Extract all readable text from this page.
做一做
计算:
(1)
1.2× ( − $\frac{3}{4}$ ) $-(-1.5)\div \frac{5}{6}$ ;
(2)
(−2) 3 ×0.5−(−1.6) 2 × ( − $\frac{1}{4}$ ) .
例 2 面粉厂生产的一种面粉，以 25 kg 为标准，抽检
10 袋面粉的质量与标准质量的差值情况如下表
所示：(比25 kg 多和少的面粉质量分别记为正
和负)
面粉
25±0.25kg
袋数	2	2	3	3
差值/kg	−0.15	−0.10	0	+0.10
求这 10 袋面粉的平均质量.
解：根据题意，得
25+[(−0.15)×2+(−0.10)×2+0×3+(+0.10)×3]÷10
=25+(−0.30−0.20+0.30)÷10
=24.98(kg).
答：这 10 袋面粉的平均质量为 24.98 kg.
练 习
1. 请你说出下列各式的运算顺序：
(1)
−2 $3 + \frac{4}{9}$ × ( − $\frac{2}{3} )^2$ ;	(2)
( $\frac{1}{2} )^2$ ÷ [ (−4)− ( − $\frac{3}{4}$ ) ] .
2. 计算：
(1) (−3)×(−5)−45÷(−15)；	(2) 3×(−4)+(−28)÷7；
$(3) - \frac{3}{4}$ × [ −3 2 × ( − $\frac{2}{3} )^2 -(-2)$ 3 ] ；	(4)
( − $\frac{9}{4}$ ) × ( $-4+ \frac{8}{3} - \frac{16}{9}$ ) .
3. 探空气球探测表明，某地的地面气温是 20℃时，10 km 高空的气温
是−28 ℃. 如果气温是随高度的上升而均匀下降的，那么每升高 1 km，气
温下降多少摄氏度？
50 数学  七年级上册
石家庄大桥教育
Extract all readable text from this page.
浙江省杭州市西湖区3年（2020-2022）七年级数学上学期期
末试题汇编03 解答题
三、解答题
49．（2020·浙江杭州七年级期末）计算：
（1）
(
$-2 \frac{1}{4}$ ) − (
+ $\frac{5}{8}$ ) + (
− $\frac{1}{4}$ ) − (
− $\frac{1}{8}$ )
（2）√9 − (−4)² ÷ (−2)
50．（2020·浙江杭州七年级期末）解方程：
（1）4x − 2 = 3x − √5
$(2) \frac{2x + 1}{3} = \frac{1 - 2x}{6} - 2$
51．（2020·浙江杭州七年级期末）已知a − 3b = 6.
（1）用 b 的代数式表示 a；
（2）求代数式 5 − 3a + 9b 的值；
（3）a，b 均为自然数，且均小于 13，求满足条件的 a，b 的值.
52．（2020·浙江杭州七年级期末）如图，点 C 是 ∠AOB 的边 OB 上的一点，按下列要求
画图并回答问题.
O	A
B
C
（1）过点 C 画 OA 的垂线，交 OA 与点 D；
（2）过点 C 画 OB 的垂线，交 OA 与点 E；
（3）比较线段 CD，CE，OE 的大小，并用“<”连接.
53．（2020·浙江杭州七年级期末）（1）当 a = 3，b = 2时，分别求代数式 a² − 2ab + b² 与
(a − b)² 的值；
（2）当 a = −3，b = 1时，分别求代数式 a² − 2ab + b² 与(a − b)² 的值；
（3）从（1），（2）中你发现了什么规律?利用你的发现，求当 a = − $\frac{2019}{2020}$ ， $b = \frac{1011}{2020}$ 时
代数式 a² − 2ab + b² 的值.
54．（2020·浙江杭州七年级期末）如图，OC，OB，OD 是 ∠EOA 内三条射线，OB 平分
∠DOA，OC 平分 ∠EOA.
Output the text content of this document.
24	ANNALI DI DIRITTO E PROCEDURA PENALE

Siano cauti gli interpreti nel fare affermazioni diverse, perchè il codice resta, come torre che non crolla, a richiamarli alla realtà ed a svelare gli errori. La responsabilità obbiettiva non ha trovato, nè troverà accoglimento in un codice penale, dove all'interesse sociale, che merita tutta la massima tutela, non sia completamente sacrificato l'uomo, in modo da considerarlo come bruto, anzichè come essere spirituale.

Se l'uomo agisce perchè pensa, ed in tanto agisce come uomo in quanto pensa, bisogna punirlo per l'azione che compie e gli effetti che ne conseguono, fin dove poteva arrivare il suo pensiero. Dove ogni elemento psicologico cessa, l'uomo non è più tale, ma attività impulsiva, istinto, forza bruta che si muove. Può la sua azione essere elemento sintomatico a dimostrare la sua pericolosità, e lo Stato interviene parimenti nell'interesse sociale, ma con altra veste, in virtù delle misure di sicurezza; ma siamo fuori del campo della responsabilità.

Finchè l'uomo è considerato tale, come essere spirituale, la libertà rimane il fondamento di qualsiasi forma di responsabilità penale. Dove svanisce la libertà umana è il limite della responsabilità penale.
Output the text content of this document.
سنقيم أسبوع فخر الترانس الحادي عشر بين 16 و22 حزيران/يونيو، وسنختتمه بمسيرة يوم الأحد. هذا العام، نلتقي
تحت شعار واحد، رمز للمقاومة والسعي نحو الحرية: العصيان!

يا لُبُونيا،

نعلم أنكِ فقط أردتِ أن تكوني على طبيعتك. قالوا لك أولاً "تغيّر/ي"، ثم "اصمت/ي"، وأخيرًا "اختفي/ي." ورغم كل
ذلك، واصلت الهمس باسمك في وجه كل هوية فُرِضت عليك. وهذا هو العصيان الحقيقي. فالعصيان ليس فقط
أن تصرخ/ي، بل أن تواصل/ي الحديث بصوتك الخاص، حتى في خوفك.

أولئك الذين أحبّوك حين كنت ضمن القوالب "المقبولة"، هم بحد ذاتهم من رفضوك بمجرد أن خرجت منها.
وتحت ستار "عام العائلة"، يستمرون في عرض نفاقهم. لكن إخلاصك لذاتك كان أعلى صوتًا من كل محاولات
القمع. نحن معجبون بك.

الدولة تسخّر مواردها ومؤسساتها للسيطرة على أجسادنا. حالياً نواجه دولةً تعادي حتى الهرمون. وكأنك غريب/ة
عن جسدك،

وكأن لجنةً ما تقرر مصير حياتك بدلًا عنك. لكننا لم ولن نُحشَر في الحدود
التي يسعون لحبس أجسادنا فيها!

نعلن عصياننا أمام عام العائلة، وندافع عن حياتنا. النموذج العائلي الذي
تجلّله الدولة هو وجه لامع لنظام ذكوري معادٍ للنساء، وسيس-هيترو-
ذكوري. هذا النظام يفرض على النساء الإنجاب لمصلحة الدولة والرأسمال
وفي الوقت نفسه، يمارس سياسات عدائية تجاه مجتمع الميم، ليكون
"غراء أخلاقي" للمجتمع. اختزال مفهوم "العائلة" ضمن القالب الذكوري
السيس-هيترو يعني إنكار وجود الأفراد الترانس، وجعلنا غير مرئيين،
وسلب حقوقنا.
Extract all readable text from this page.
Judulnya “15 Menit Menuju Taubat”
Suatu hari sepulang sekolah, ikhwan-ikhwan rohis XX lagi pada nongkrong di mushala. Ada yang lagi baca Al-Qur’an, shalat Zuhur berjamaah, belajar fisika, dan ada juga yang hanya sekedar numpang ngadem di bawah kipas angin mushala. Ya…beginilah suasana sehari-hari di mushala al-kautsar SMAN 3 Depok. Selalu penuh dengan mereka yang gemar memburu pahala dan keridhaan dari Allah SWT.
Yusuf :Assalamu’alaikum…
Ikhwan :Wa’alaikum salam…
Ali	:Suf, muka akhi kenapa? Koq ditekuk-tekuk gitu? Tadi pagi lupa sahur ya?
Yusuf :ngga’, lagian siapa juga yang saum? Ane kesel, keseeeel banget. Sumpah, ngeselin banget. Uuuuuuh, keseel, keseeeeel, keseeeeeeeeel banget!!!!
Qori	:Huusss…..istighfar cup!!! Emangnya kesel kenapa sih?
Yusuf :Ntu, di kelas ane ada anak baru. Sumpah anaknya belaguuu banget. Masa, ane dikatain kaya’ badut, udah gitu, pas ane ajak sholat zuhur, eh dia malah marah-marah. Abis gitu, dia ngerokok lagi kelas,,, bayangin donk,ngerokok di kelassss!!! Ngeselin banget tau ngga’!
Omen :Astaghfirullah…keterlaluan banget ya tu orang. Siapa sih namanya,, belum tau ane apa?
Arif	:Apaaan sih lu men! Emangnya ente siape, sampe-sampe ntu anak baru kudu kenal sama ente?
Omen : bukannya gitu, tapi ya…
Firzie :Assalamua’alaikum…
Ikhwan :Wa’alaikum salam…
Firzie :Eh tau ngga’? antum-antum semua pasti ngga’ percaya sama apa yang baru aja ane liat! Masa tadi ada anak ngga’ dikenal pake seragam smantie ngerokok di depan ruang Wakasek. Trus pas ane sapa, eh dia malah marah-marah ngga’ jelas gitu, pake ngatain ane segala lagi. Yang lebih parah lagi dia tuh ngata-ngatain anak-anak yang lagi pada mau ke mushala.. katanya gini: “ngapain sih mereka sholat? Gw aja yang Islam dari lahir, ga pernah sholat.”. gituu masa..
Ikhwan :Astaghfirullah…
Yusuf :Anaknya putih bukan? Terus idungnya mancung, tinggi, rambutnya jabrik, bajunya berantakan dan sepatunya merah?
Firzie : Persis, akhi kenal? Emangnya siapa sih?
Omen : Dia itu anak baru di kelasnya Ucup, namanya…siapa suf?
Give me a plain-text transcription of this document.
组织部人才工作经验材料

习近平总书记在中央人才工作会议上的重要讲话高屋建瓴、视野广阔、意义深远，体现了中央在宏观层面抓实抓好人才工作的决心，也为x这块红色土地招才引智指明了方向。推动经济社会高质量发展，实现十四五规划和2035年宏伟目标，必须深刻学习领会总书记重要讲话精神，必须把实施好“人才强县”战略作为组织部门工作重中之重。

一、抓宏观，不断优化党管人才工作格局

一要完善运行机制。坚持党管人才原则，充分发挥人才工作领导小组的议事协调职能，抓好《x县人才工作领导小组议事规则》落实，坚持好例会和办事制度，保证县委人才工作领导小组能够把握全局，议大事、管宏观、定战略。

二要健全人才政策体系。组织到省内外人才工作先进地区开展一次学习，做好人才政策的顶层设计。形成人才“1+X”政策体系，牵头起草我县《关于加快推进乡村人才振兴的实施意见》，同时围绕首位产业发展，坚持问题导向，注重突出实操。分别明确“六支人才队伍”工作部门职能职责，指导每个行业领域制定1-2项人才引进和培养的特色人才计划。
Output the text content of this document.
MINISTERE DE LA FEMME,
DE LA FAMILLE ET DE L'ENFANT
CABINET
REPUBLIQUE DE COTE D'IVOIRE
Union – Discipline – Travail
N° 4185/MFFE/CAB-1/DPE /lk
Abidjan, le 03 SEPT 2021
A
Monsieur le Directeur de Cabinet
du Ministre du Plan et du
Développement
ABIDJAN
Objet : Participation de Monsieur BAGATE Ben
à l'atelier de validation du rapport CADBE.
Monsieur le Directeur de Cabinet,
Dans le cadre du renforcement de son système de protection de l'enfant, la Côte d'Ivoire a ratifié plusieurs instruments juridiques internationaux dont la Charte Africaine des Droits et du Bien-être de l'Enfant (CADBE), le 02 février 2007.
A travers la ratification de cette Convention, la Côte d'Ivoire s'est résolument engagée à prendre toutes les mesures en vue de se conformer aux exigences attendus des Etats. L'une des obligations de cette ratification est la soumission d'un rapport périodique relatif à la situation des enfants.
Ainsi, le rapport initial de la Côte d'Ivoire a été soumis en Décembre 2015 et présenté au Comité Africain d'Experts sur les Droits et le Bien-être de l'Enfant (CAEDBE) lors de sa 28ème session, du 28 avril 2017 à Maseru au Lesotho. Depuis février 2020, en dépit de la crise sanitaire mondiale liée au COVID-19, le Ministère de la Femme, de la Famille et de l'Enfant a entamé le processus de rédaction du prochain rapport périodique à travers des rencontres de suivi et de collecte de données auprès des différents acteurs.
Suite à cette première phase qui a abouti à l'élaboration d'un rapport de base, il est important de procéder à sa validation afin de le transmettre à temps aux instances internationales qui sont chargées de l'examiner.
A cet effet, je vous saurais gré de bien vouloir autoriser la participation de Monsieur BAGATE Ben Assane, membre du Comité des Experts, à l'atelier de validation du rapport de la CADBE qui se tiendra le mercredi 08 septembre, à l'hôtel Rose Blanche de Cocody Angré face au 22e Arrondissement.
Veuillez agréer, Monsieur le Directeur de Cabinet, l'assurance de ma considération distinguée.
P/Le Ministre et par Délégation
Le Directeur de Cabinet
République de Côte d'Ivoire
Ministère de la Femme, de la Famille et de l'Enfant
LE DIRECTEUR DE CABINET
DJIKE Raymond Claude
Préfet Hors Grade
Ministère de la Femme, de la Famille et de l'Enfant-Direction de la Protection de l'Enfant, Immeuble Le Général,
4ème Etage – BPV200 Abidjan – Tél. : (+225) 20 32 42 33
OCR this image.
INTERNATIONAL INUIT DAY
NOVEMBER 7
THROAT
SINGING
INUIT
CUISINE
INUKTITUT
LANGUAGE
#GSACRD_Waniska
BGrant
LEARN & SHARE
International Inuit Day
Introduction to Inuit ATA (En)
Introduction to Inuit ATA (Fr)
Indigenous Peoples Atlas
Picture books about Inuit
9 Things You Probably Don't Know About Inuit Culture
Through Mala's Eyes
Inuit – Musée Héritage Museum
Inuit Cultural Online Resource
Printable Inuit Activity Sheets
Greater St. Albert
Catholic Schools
────────────────────
- Task statement -
Collect, from the material above, every line containing the word "Emangnya".

- Response -
Qori	:Huusss…..istighfar cup!!! Emangnya kesel kenapa sih?
Arif	:Apaaan sih lu men! Emangnya ente siape, sampe-sampe ntu anak baru kudu kenal sama ente?
Firzie : Persis, akhi kenal? Emangnya siapa sih?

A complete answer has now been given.